THE TASK: Leave out the pictures and repeat everything else in the records exactly.

□ □ □ □ □ □ □

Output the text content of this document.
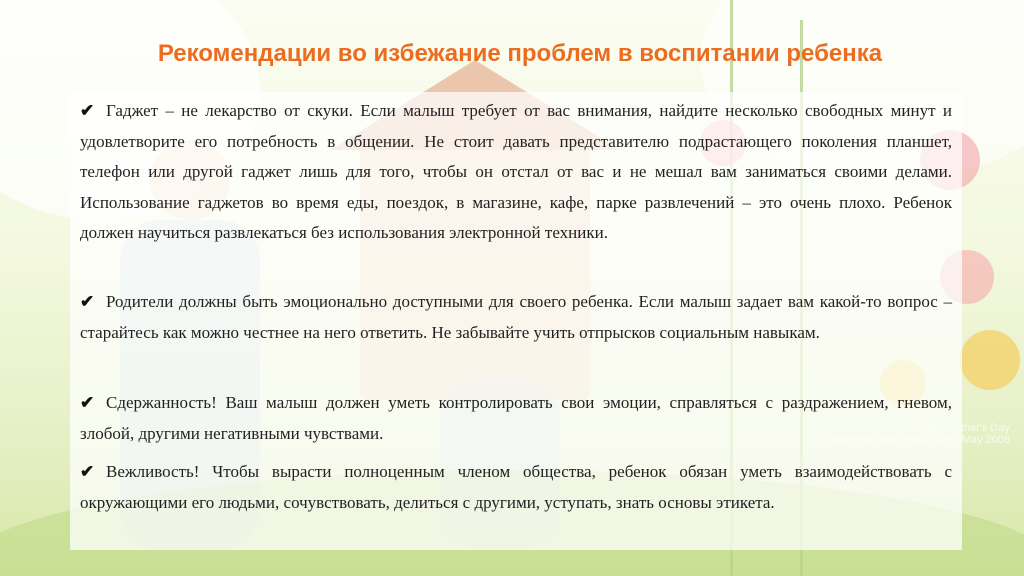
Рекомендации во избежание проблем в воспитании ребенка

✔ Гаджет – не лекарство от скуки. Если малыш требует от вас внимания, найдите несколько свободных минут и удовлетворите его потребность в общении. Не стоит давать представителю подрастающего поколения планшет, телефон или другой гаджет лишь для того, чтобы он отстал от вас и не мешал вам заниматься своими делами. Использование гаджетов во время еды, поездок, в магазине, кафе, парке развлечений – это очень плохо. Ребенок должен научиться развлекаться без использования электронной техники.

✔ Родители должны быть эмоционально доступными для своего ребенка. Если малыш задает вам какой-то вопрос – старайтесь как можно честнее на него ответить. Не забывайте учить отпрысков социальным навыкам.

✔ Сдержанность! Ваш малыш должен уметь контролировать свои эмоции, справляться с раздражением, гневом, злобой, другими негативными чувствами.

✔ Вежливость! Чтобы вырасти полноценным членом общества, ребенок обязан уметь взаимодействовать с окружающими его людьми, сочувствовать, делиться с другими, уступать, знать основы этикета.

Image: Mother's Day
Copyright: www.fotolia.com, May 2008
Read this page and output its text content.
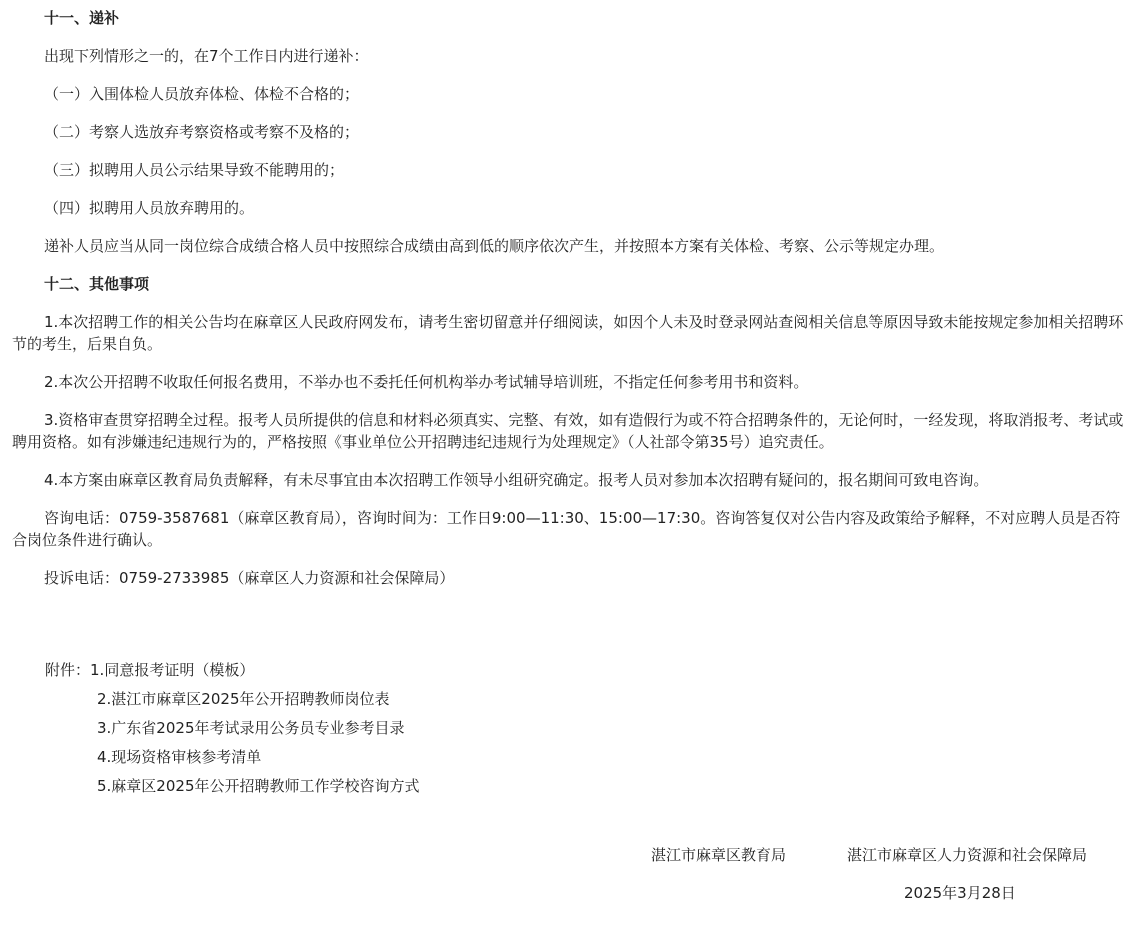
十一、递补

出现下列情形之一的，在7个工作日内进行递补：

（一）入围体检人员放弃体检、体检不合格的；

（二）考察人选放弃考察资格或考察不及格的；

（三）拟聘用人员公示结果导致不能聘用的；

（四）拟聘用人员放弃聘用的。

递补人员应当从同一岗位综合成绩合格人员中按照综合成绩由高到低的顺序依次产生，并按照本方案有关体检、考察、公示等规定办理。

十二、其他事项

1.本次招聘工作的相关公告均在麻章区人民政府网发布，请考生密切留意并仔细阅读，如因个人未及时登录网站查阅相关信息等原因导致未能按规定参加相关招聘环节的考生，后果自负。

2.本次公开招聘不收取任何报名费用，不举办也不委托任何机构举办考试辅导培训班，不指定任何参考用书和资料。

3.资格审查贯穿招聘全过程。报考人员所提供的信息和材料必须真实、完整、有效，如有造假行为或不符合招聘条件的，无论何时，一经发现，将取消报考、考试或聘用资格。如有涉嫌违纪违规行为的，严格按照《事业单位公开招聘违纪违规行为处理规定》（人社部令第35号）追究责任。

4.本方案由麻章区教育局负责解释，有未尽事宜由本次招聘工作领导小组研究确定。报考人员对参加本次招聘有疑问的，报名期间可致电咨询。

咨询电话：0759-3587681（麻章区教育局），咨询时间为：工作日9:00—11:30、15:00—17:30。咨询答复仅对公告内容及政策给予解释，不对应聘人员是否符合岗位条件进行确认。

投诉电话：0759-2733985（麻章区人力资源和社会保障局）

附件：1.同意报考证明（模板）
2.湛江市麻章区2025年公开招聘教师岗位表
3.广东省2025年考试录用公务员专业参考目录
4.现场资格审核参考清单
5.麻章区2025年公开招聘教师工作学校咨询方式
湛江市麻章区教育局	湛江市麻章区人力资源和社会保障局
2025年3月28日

□ □ □ □ □ □ □

SOLUTION TO THIS EXERCISE:
Output the text content of this document.
Рекомендации во избежание проблем в воспитании ребенка

✔ Гаджет – не лекарство от скуки. Если малыш требует от вас внимания, найдите несколько свободных минут и удовлетворите его потребность в общении. Не стоит давать представителю подрастающего поколения планшет, телефон или другой гаджет лишь для того, чтобы он отстал от вас и не мешал вам заниматься своими делами. Использование гаджетов во время еды, поездок, в магазине, кафе, парке развлечений – это очень плохо. Ребенок должен научиться развлекаться без использования электронной техники.

✔ Родители должны быть эмоционально доступными для своего ребенка. Если малыш задает вам какой-то вопрос – старайтесь как можно честнее на него ответить. Не забывайте учить отпрысков социальным навыкам.

✔ Сдержанность! Ваш малыш должен уметь контролировать свои эмоции, справляться с раздражением, гневом, злобой, другими негативными чувствами.

✔ Вежливость! Чтобы вырасти полноценным членом общества, ребенок обязан уметь взаимодействовать с окружающими его людьми, сочувствовать, делиться с другими, уступать, знать основы этикета.

Image: Mother's Day
Copyright: www.fotolia.com, May 2008
Read this page and output its text content.
十一、递补

出现下列情形之一的，在7个工作日内进行递补：

（一）入围体检人员放弃体检、体检不合格的；

（二）考察人选放弃考察资格或考察不及格的；

（三）拟聘用人员公示结果导致不能聘用的；

（四）拟聘用人员放弃聘用的。

递补人员应当从同一岗位综合成绩合格人员中按照综合成绩由高到低的顺序依次产生，并按照本方案有关体检、考察、公示等规定办理。

十二、其他事项

1.本次招聘工作的相关公告均在麻章区人民政府网发布，请考生密切留意并仔细阅读，如因个人未及时登录网站查阅相关信息等原因导致未能按规定参加相关招聘环节的考生，后果自负。

2.本次公开招聘不收取任何报名费用，不举办也不委托任何机构举办考试辅导培训班，不指定任何参考用书和资料。

3.资格审查贯穿招聘全过程。报考人员所提供的信息和材料必须真实、完整、有效，如有造假行为或不符合招聘条件的，无论何时，一经发现，将取消报考、考试或聘用资格。如有涉嫌违纪违规行为的，严格按照《事业单位公开招聘违纪违规行为处理规定》（人社部令第35号）追究责任。

4.本方案由麻章区教育局负责解释，有未尽事宜由本次招聘工作领导小组研究确定。报考人员对参加本次招聘有疑问的，报名期间可致电咨询。

咨询电话：0759-3587681（麻章区教育局），咨询时间为：工作日9:00—11:30、15:00—17:30。咨询答复仅对公告内容及政策给予解释，不对应聘人员是否符合岗位条件进行确认。

投诉电话：0759-2733985（麻章区人力资源和社会保障局）

附件：1.同意报考证明（模板）
2.湛江市麻章区2025年公开招聘教师岗位表
3.广东省2025年考试录用公务员专业参考目录
4.现场资格审核参考清单
5.麻章区2025年公开招聘教师工作学校咨询方式
湛江市麻章区教育局	湛江市麻章区人力资源和社会保障局
2025年3月28日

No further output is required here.